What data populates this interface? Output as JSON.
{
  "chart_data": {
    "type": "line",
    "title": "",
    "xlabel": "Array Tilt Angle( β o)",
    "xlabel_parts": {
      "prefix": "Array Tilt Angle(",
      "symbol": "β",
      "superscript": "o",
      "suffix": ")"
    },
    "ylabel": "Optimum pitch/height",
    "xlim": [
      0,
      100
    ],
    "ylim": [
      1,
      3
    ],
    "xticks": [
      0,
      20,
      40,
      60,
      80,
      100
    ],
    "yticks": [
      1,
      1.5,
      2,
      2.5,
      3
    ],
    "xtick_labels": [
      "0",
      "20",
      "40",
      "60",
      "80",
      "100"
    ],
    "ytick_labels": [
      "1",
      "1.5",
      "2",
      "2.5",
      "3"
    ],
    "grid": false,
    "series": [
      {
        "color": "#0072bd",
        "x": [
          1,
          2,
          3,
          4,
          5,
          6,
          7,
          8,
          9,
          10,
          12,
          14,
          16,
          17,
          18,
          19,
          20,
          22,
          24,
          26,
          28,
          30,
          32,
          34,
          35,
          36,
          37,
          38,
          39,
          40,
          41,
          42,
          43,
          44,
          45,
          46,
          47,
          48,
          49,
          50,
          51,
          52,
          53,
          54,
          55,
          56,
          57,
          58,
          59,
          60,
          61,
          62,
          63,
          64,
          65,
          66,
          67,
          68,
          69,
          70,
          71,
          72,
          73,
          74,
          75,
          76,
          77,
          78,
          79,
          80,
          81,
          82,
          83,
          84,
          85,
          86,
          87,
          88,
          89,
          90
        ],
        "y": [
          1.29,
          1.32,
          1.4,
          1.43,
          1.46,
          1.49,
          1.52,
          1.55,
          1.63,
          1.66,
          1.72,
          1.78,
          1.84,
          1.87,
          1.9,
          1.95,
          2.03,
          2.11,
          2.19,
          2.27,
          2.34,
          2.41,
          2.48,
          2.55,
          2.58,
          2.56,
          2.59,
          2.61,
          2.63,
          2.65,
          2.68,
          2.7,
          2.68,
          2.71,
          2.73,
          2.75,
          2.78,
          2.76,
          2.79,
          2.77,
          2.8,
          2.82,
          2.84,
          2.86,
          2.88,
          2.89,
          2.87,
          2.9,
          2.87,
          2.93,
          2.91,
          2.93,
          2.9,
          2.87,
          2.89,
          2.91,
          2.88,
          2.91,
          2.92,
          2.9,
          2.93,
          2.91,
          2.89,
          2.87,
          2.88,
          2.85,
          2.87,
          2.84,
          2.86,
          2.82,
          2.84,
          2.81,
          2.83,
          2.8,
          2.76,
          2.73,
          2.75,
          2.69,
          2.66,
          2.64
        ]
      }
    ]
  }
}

— Short exercise —
Restate the listing above word for word.

— Response to the exercise —
What data populates this interface? Output as JSON.
{
  "chart_data": {
    "type": "line",
    "title": "",
    "xlabel": "Array Tilt Angle( β o)",
    "xlabel_parts": {
      "prefix": "Array Tilt Angle(",
      "symbol": "β",
      "superscript": "o",
      "suffix": ")"
    },
    "ylabel": "Optimum pitch/height",
    "xlim": [
      0,
      100
    ],
    "ylim": [
      1,
      3
    ],
    "xticks": [
      0,
      20,
      40,
      60,
      80,
      100
    ],
    "yticks": [
      1,
      1.5,
      2,
      2.5,
      3
    ],
    "xtick_labels": [
      "0",
      "20",
      "40",
      "60",
      "80",
      "100"
    ],
    "ytick_labels": [
      "1",
      "1.5",
      "2",
      "2.5",
      "3"
    ],
    "grid": false,
    "series": [
      {
        "color": "#0072bd",
        "x": [
          1,
          2,
          3,
          4,
          5,
          6,
          7,
          8,
          9,
          10,
          12,
          14,
          16,
          17,
          18,
          19,
          20,
          22,
          24,
          26,
          28,
          30,
          32,
          34,
          35,
          36,
          37,
          38,
          39,
          40,
          41,
          42,
          43,
          44,
          45,
          46,
          47,
          48,
          49,
          50,
          51,
          52,
          53,
          54,
          55,
          56,
          57,
          58,
          59,
          60,
          61,
          62,
          63,
          64,
          65,
          66,
          67,
          68,
          69,
          70,
          71,
          72,
          73,
          74,
          75,
          76,
          77,
          78,
          79,
          80,
          81,
          82,
          83,
          84,
          85,
          86,
          87,
          88,
          89,
          90
        ],
        "y": [
          1.29,
          1.32,
          1.4,
          1.43,
          1.46,
          1.49,
          1.52,
          1.55,
          1.63,
          1.66,
          1.72,
          1.78,
          1.84,
          1.87,
          1.9,
          1.95,
          2.03,
          2.11,
          2.19,
          2.27,
          2.34,
          2.41,
          2.48,
          2.55,
          2.58,
          2.56,
          2.59,
          2.61,
          2.63,
          2.65,
          2.68,
          2.7,
          2.68,
          2.71,
          2.73,
          2.75,
          2.78,
          2.76,
          2.79,
          2.77,
          2.8,
          2.82,
          2.84,
          2.86,
          2.88,
          2.89,
          2.87,
          2.9,
          2.87,
          2.93,
          2.91,
          2.93,
          2.9,
          2.87,
          2.89,
          2.91,
          2.88,
          2.91,
          2.92,
          2.9,
          2.93,
          2.91,
          2.89,
          2.87,
          2.88,
          2.85,
          2.87,
          2.84,
          2.86,
          2.82,
          2.84,
          2.81,
          2.83,
          2.8,
          2.76,
          2.73,
          2.75,
          2.69,
          2.66,
          2.64
        ]
      }
    ]
  }
}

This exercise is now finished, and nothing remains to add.